--- Start of Recorded data ---

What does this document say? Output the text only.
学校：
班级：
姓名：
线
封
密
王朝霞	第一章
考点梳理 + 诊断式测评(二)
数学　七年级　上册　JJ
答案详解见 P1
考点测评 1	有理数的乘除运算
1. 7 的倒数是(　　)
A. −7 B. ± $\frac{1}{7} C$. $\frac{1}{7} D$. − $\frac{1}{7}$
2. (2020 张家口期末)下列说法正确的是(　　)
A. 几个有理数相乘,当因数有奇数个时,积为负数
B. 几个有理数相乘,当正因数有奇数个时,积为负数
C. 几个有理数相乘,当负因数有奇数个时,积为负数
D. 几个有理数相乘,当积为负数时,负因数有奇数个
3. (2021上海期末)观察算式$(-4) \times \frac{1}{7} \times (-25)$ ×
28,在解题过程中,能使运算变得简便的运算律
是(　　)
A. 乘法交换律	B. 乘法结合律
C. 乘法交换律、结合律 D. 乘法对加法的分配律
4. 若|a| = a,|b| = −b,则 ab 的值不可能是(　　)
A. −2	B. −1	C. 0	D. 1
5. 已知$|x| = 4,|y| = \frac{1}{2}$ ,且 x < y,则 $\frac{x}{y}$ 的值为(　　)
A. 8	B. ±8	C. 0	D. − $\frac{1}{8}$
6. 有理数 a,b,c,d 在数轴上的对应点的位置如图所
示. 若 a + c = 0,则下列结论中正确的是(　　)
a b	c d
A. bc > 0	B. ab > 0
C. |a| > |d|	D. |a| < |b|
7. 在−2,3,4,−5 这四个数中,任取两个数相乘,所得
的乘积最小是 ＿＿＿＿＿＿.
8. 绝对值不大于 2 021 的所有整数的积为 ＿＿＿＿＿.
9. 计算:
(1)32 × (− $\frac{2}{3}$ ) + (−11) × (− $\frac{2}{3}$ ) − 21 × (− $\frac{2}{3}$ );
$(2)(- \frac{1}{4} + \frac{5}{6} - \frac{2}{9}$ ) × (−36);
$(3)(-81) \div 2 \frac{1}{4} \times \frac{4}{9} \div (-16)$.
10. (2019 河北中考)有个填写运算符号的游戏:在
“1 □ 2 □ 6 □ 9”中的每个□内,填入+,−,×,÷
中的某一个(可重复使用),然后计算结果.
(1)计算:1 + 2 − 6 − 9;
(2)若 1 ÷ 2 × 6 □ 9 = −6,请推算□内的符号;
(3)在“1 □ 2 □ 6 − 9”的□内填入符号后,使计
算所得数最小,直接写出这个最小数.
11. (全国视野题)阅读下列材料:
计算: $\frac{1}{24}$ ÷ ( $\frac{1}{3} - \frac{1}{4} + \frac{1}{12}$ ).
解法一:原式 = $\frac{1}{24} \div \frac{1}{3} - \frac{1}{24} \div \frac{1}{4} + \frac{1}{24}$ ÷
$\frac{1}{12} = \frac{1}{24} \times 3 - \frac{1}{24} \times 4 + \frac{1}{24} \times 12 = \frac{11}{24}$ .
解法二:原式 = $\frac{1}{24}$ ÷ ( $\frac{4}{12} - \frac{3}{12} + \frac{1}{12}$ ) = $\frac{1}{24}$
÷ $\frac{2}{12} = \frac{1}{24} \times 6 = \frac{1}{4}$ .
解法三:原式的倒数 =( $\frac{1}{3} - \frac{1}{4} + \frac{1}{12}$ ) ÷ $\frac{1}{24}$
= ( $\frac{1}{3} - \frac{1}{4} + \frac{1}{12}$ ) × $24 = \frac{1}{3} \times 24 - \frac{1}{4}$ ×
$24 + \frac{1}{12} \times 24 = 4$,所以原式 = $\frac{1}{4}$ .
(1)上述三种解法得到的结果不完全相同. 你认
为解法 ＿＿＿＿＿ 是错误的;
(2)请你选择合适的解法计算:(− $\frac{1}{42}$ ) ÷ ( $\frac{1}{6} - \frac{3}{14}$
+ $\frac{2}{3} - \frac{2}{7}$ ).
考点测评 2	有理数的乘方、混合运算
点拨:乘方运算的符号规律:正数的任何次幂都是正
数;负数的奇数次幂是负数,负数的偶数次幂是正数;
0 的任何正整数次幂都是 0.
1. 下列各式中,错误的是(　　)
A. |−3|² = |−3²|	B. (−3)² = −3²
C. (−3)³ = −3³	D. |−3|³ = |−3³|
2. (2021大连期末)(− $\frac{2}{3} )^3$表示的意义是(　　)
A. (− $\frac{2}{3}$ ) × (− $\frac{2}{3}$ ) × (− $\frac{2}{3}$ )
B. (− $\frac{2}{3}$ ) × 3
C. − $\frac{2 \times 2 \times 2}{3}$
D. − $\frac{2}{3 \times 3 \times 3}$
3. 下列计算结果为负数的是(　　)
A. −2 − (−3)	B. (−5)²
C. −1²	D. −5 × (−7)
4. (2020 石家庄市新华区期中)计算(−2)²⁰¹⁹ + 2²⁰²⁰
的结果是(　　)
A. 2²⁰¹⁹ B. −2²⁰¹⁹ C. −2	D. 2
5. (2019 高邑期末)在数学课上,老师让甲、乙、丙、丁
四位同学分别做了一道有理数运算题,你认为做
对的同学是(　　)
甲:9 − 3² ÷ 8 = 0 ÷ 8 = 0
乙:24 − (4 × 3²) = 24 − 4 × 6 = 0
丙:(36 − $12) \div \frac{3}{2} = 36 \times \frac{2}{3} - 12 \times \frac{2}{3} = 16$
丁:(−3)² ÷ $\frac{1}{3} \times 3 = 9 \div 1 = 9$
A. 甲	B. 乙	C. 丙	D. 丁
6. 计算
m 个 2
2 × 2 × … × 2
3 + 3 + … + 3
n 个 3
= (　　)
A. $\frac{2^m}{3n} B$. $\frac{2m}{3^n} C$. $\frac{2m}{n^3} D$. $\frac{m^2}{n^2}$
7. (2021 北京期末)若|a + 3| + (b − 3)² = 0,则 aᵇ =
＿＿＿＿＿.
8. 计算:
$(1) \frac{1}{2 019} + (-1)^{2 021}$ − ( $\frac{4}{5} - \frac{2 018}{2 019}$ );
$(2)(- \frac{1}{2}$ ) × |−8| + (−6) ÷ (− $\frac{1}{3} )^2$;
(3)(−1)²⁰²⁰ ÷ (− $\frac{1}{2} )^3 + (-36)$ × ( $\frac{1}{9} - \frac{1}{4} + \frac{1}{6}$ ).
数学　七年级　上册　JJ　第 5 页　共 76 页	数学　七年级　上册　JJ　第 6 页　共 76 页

--- End of Recorded data ---

**Goal**
Isolate each line of the listing above that includes "乘法交换律". Copy it.

**Answer to the exercise**
A. 乘法交换律	B. 乘法结合律
C. 乘法交换律、结合律 D. 乘法对加法的分配律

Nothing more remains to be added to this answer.